# [What is expected]
Below are the records; locate each line with the word "WordPad" and copy it.
[Start Available data]
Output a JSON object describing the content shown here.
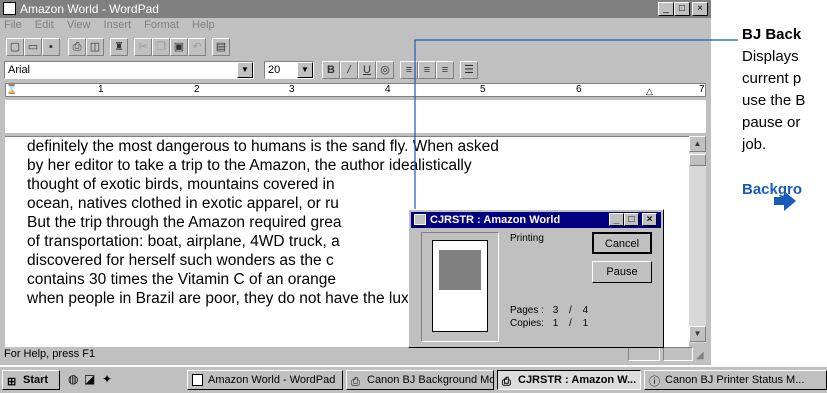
{
  "window": {
    "title": "Amazon World - WordPad",
    "menu": [
      "File",
      "Edit",
      "View",
      "Insert",
      "Format",
      "Help"
    ],
    "font_name": "Arial",
    "font_size": "20",
    "ruler_numbers": [
      "1",
      "2",
      "3",
      "4",
      "5",
      "6",
      "7"
    ],
    "status_text": "For Help, press F1"
  },
  "document": {
    "lines": [
      "definitely the most dangerous to humans is the sand fly.  When asked",
      "by her editor to take a trip to the Amazon, the author idealistically",
      "thought of exotic birds, mountains covered in",
      "ocean, natives clothed in exotic apparel, or ru",
      "But the trip through the Amazon required grea",
      "of transportation: boat, airplane, 4WD truck, a",
      "discovered for herself such wonders as the c",
      "contains 30 times the Vitamin C of an orange",
      "when people in Brazil are poor, they do not have the luxury of"
    ]
  },
  "dialog": {
    "title": "CJRSTR : Amazon World",
    "status": "Printing",
    "cancel_label": "Cancel",
    "pause_label": "Pause",
    "pages_label": "Pages :",
    "pages_current": "3",
    "pages_sep": "/",
    "pages_total": "4",
    "copies_label": "Copies:",
    "copies_current": "1",
    "copies_sep": "/",
    "copies_total": "1"
  },
  "annotation": {
    "heading": "BJ Back",
    "lines": [
      "Displays",
      "current p",
      "use the B",
      "pause or",
      "job."
    ],
    "link": "Backgro"
  },
  "taskbar": {
    "start_label": "Start",
    "tasks": [
      "Amazon World - WordPad",
      "Canon BJ Background Mo...",
      "CJRSTR : Amazon W...",
      "Canon BJ Printer Status M..."
    ]
  }
}
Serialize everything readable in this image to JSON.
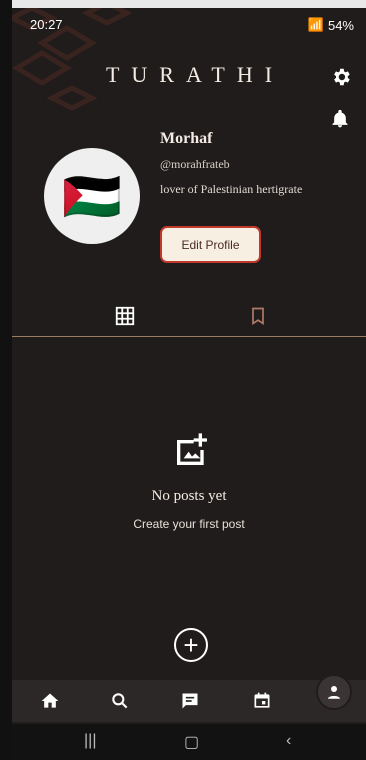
{
  "status": {
    "time": "20:27",
    "battery": "54%"
  },
  "header": {
    "brand": "TURATHI"
  },
  "profile": {
    "avatar_emoji": "🇵🇸",
    "name": "Morhaf",
    "handle": "@morahfrateb",
    "bio": "lover of Palestinian hertigrate",
    "edit_label": "Edit Profile"
  },
  "empty": {
    "title": "No posts yet",
    "subtitle": "Create your first post"
  },
  "colors": {
    "background": "#1f1c1b",
    "accent": "#c0392b",
    "divider": "#9a7d62"
  },
  "icons": {
    "settings": "gear-icon",
    "notifications": "bell-icon",
    "grid": "grid-icon",
    "saved": "bookmark-icon",
    "empty": "add-image-icon",
    "add": "plus-icon",
    "nav": [
      "home-icon",
      "search-icon",
      "chat-icon",
      "calendar-icon",
      "profile-icon"
    ]
  }
}
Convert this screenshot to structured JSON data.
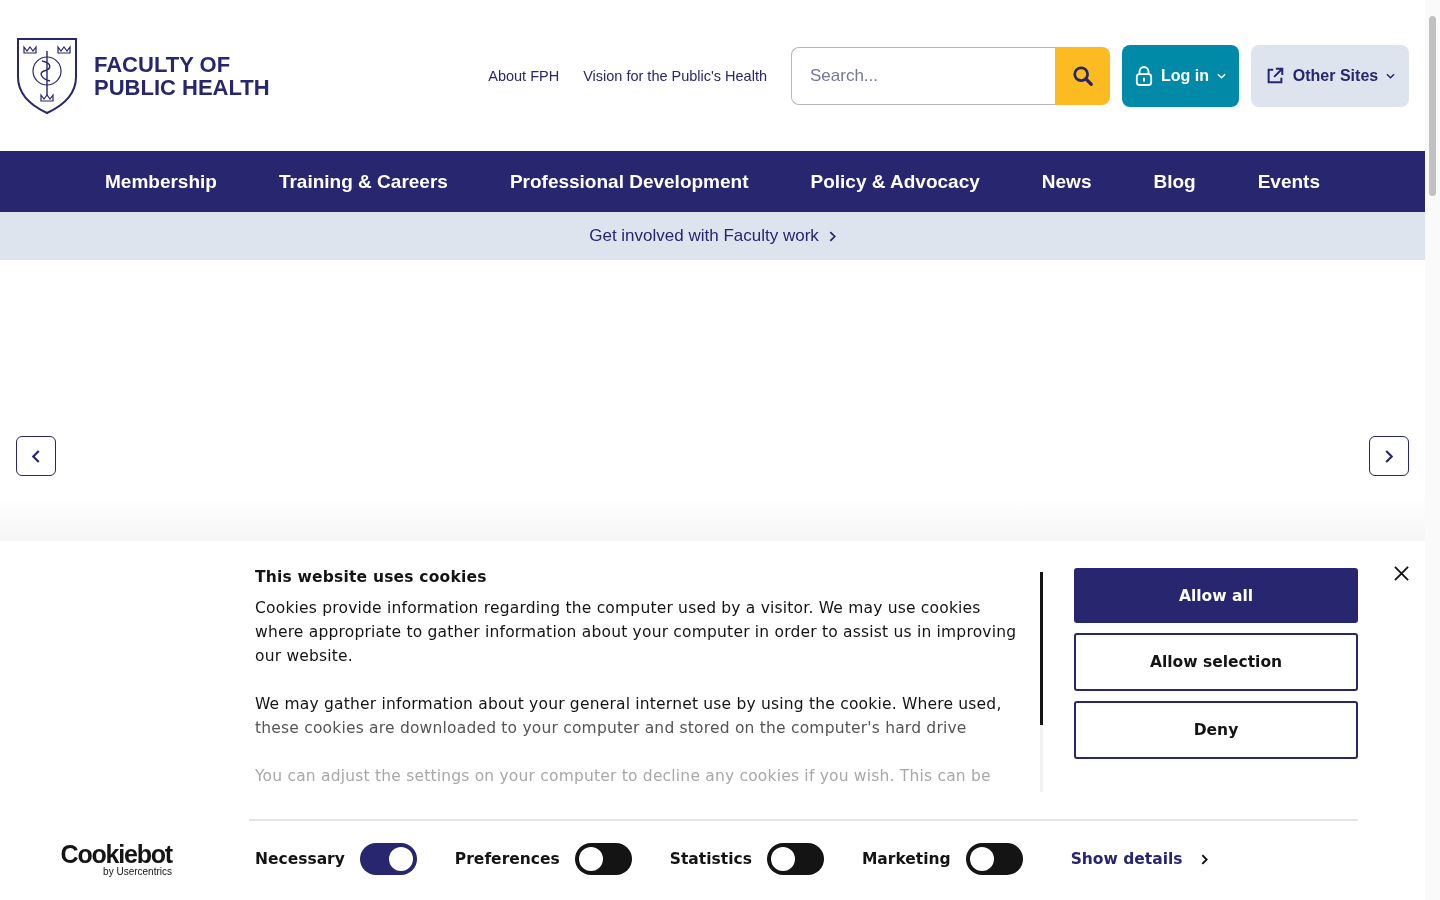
{
  "header": {
    "logo": {
      "line1": "FACULTY OF",
      "line2": "PUBLIC HEALTH"
    },
    "links": [
      "About FPH",
      "Vision for the Public's Health"
    ],
    "search": {
      "placeholder": "Search..."
    },
    "login": {
      "label": "Log in"
    },
    "other_sites": {
      "label": "Other Sites"
    }
  },
  "nav": [
    "Membership",
    "Training & Careers",
    "Professional Development",
    "Policy & Advocacy",
    "News",
    "Blog",
    "Events"
  ],
  "banner": {
    "label": "Get involved with Faculty work"
  },
  "cookie_dialog": {
    "title": "This website uses cookies",
    "paragraphs": [
      {
        "text": "Cookies provide information regarding the computer used by a visitor. We may use cookies where appropriate to gather information about your computer in order to assist us in improving our website.",
        "kind": "normal"
      },
      {
        "text": "We may gather information about your general internet use by using the cookie. Where used,",
        "kind": "normal"
      },
      {
        "text": "these cookies are downloaded to your computer and stored on the computer's hard drive",
        "kind": "dimmed"
      },
      {
        "text": "You can adjust the settings on your computer to decline any cookies if you wish. This can be",
        "kind": "faded"
      }
    ],
    "buttons": [
      {
        "label": "Allow all",
        "kind": "primary"
      },
      {
        "label": "Allow selection",
        "kind": "outline"
      },
      {
        "label": "Deny",
        "kind": "outline"
      }
    ],
    "brand": {
      "name": "Cookiebot",
      "byline": "by Usercentrics"
    },
    "toggles": [
      {
        "label": "Necessary",
        "on": true
      },
      {
        "label": "Preferences",
        "on": false
      },
      {
        "label": "Statistics",
        "on": false
      },
      {
        "label": "Marketing",
        "on": false
      }
    ],
    "details_link": "Show details"
  }
}
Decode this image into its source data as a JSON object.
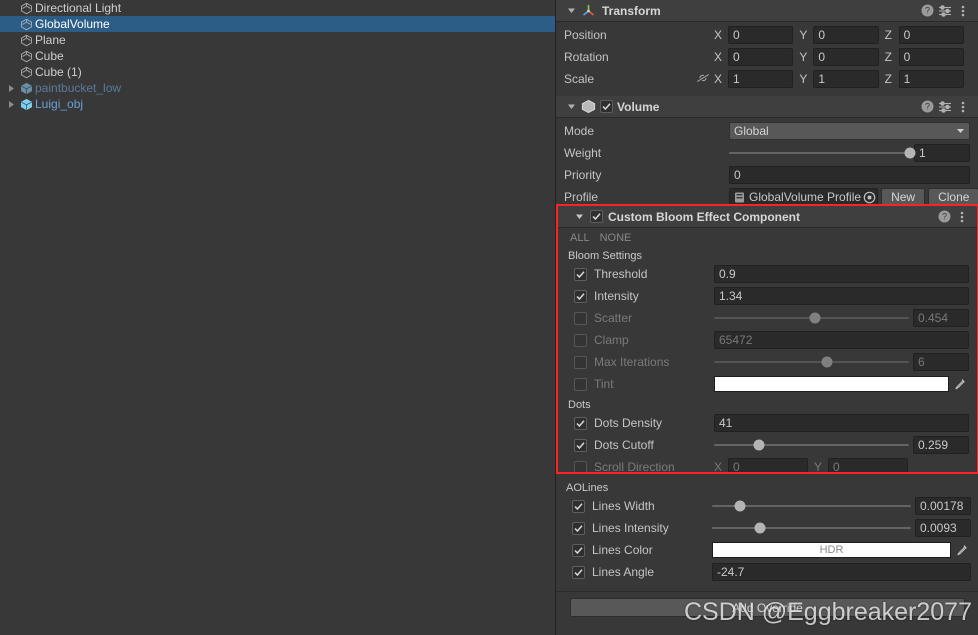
{
  "colors": {
    "selection_blue": "#2c5d87",
    "highlight_border": "#fc2424",
    "panel_bg": "#383838",
    "header_bg": "#3f3f3f",
    "field_bg": "#2a2a2a",
    "prefab_blue": "#6a9fd4"
  },
  "hierarchy": {
    "items": [
      {
        "label": "Directional Light",
        "icon": "gameobject-icon",
        "selected": false,
        "expandable": false,
        "type": "normal"
      },
      {
        "label": "GlobalVolume",
        "icon": "gameobject-icon",
        "selected": true,
        "expandable": false,
        "type": "normal"
      },
      {
        "label": "Plane",
        "icon": "gameobject-icon",
        "selected": false,
        "expandable": false,
        "type": "normal"
      },
      {
        "label": "Cube",
        "icon": "gameobject-icon",
        "selected": false,
        "expandable": false,
        "type": "normal"
      },
      {
        "label": "Cube (1)",
        "icon": "gameobject-icon",
        "selected": false,
        "expandable": false,
        "type": "normal"
      },
      {
        "label": "paintbucket_low",
        "icon": "prefab-icon",
        "selected": false,
        "expandable": true,
        "type": "prefab-inactive"
      },
      {
        "label": "Luigi_obj",
        "icon": "prefab-icon",
        "selected": false,
        "expandable": true,
        "type": "prefab"
      }
    ]
  },
  "inspector": {
    "transform": {
      "title": "Transform",
      "icon": "transform-axis-icon",
      "rows": [
        {
          "label": "Position",
          "x": "0",
          "y": "0",
          "z": "0",
          "link": false
        },
        {
          "label": "Rotation",
          "x": "0",
          "y": "0",
          "z": "0",
          "link": false
        },
        {
          "label": "Scale",
          "x": "1",
          "y": "1",
          "z": "1",
          "link": true
        }
      ],
      "axis_labels": {
        "x": "X",
        "y": "Y",
        "z": "Z"
      },
      "header_icons": [
        "help-icon",
        "preset-icon",
        "kebab-menu-icon"
      ]
    },
    "volume": {
      "title": "Volume",
      "icon": "volume-cube-icon",
      "enabled": true,
      "mode": {
        "label": "Mode",
        "value": "Global"
      },
      "weight": {
        "label": "Weight",
        "value": "1",
        "slider_pct": 100
      },
      "priority": {
        "label": "Priority",
        "value": "0"
      },
      "profile": {
        "label": "Profile",
        "value": "GlobalVolume Profile",
        "new_label": "New",
        "clone_label": "Clone"
      },
      "header_icons": [
        "help-icon",
        "preset-icon",
        "kebab-menu-icon"
      ]
    },
    "custom_bloom": {
      "title": "Custom Bloom Effect Component",
      "enabled": true,
      "all_label": "ALL",
      "none_label": "NONE",
      "header_icons": [
        "help-icon",
        "kebab-menu-icon"
      ],
      "groups": [
        {
          "name": "Bloom Settings",
          "fields": [
            {
              "label": "Threshold",
              "checked": true,
              "kind": "text",
              "value": "0.9"
            },
            {
              "label": "Intensity",
              "checked": true,
              "kind": "text",
              "value": "1.34"
            },
            {
              "label": "Scatter",
              "checked": false,
              "kind": "slider",
              "value": "0.454",
              "slider_pct": 52
            },
            {
              "label": "Clamp",
              "checked": false,
              "kind": "text",
              "value": "65472"
            },
            {
              "label": "Max Iterations",
              "checked": false,
              "kind": "slider",
              "value": "6",
              "slider_pct": 58
            },
            {
              "label": "Tint",
              "checked": false,
              "kind": "color",
              "value": "",
              "swatch": "#ffffff"
            }
          ]
        },
        {
          "name": "Dots",
          "fields": [
            {
              "label": "Dots Density",
              "checked": true,
              "kind": "text",
              "value": "41"
            },
            {
              "label": "Dots Cutoff",
              "checked": true,
              "kind": "slider",
              "value": "0.259",
              "slider_pct": 23
            },
            {
              "label": "Scroll Direction",
              "checked": false,
              "kind": "vector2",
              "x": "0",
              "y": "0"
            }
          ]
        }
      ]
    },
    "aolines": {
      "name": "AOLines",
      "fields": [
        {
          "label": "Lines Width",
          "checked": true,
          "kind": "slider",
          "value": "0.00178",
          "slider_pct": 14
        },
        {
          "label": "Lines Intensity",
          "checked": true,
          "kind": "slider",
          "value": "0.0093",
          "slider_pct": 24
        },
        {
          "label": "Lines Color",
          "checked": true,
          "kind": "color",
          "value": "HDR",
          "swatch": "#ffffff"
        },
        {
          "label": "Lines Angle",
          "checked": true,
          "kind": "text",
          "value": "-24.7"
        }
      ]
    },
    "footer": {
      "add_override_label": "Add Override"
    }
  },
  "watermark": {
    "text": "CSDN @Eggbreaker2077"
  }
}
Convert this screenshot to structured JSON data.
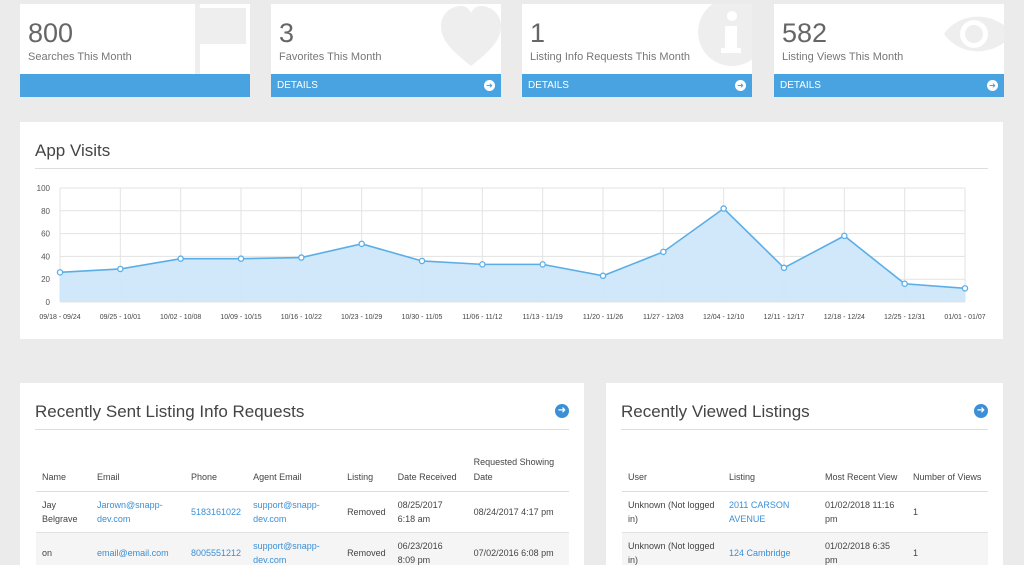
{
  "stats": [
    {
      "value": "800",
      "label": "Searches This Month",
      "footer": "",
      "icon": "flag-icon"
    },
    {
      "value": "3",
      "label": "Favorites This Month",
      "footer": "DETAILS",
      "icon": "heart-icon"
    },
    {
      "value": "1",
      "label": "Listing Info Requests This Month",
      "footer": "DETAILS",
      "icon": "info-icon"
    },
    {
      "value": "582",
      "label": "Listing Views This Month",
      "footer": "DETAILS",
      "icon": "eye-icon"
    }
  ],
  "colors": {
    "accent": "#4aa3e1",
    "line": "#5aaee8",
    "area": "#cfe6fa"
  },
  "visits": {
    "title": "App Visits"
  },
  "chart_data": {
    "type": "area",
    "title": "App Visits",
    "x": [
      "09/18 - 09/24",
      "09/25 - 10/01",
      "10/02 - 10/08",
      "10/09 - 10/15",
      "10/16 - 10/22",
      "10/23 - 10/29",
      "10/30 - 11/05",
      "11/06 - 11/12",
      "11/13 - 11/19",
      "11/20 - 11/26",
      "11/27 - 12/03",
      "12/04 - 12/10",
      "12/11 - 12/17",
      "12/18 - 12/24",
      "12/25 - 12/31",
      "01/01 - 01/07"
    ],
    "values": [
      26,
      29,
      38,
      38,
      39,
      51,
      36,
      33,
      33,
      23,
      44,
      82,
      30,
      58,
      16,
      12
    ],
    "yticks": [
      "100",
      "80",
      "60",
      "40",
      "20",
      "0"
    ],
    "ylim": [
      0,
      100
    ],
    "grid": true
  },
  "requests": {
    "title": "Recently Sent Listing Info Requests",
    "headers": [
      "Name",
      "Email",
      "Phone",
      "Agent Email",
      "Listing",
      "Date Received",
      "Requested Showing Date"
    ],
    "rows": [
      [
        "Jay Belgrave",
        "Jarown@snapp-dev.com",
        "5183161022",
        "support@snapp-dev.com",
        "Removed",
        "08/25/2017 6:18 am",
        "08/24/2017 4:17 pm"
      ],
      [
        "on",
        "email@email.com",
        "8005551212",
        "support@snapp-dev.com",
        "Removed",
        "06/23/2016 8:09 pm",
        "07/02/2016 6:08 pm"
      ]
    ]
  },
  "viewed": {
    "title": "Recently Viewed Listings",
    "headers": [
      "User",
      "Listing",
      "Most Recent View",
      "Number of Views"
    ],
    "rows": [
      [
        "Unknown (Not logged in)",
        "2011 CARSON AVENUE",
        "01/02/2018 11:16 pm",
        "1"
      ],
      [
        "Unknown (Not logged in)",
        "124 Cambridge",
        "01/02/2018 6:35 pm",
        "1"
      ]
    ]
  }
}
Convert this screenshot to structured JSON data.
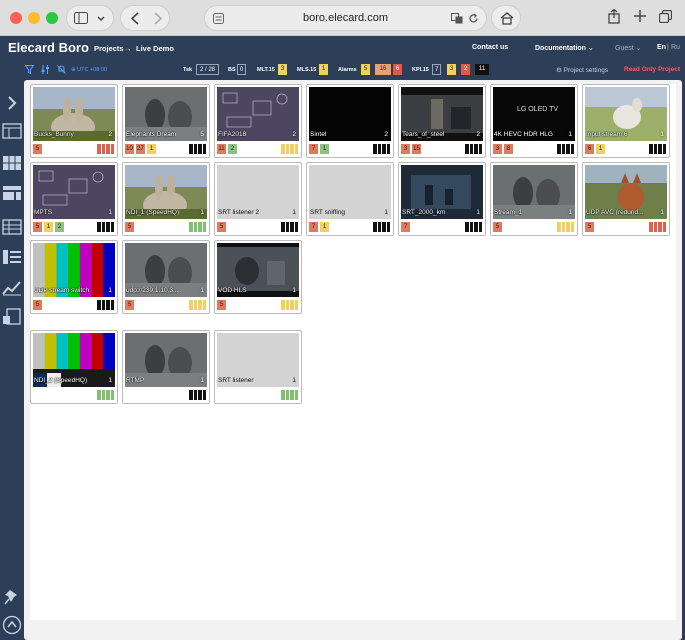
[End Available data]
# [Response to this task]
    "title": "Amazon World - WordPad",
      "Amazon World - WordPad",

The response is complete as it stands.